Excerpted records:
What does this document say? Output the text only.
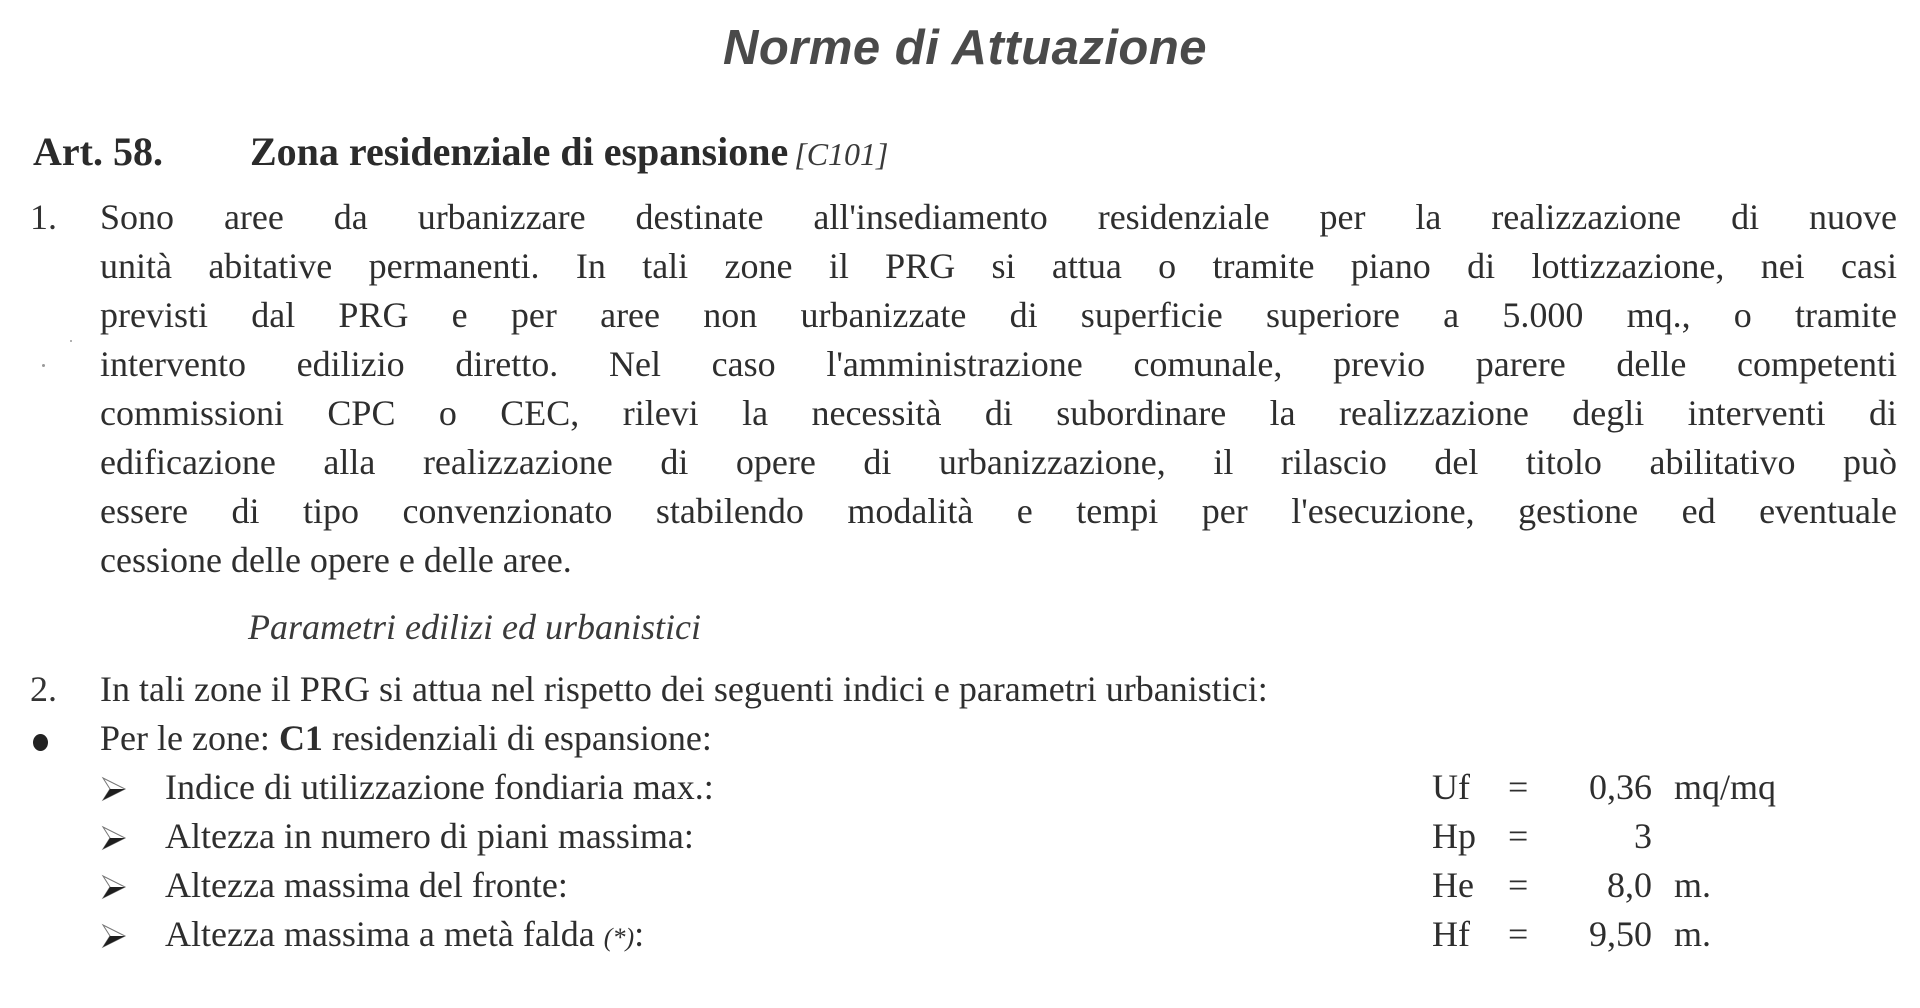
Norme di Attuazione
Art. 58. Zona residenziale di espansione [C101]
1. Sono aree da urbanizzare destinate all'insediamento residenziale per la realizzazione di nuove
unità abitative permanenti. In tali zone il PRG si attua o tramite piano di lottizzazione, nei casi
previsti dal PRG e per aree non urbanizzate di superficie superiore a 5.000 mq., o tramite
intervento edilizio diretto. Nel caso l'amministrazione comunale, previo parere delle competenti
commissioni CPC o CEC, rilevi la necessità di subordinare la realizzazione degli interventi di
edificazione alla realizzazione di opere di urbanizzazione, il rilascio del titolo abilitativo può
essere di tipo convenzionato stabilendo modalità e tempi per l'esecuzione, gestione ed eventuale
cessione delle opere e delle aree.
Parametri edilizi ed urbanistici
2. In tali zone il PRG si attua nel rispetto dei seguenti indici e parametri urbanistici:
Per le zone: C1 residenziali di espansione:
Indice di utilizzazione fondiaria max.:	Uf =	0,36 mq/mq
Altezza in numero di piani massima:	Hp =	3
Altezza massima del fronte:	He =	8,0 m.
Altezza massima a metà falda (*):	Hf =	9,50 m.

* * *

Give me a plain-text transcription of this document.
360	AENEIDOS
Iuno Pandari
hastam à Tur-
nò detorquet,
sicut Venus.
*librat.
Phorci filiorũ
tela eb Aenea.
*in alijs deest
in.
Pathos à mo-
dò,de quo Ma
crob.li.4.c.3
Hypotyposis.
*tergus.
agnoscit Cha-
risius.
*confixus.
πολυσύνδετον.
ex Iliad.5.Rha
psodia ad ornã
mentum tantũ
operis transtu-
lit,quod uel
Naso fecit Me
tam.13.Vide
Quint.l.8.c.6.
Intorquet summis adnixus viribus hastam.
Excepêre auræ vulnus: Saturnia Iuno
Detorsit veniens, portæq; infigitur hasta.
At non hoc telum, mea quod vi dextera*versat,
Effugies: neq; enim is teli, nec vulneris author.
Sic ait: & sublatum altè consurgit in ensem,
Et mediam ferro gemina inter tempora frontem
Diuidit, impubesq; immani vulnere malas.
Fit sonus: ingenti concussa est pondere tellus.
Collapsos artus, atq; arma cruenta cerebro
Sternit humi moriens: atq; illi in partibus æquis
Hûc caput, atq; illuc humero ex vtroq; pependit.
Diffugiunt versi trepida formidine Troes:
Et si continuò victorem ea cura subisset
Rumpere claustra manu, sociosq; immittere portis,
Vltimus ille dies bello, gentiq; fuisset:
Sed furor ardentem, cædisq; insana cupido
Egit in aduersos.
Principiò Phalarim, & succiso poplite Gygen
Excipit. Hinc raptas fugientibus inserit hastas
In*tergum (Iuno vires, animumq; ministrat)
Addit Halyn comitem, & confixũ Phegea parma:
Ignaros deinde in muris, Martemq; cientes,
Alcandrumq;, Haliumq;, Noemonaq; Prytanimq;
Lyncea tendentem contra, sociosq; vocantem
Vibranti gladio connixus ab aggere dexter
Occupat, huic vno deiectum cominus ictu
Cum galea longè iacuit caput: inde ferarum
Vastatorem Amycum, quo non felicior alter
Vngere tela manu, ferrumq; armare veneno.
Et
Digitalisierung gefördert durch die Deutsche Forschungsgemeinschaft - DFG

Do this:
Which lines above hold the word "quod"? Copy each of them.

Written answer:
lit,quod uel
At non hoc telum, mea quod vi dextera*versat,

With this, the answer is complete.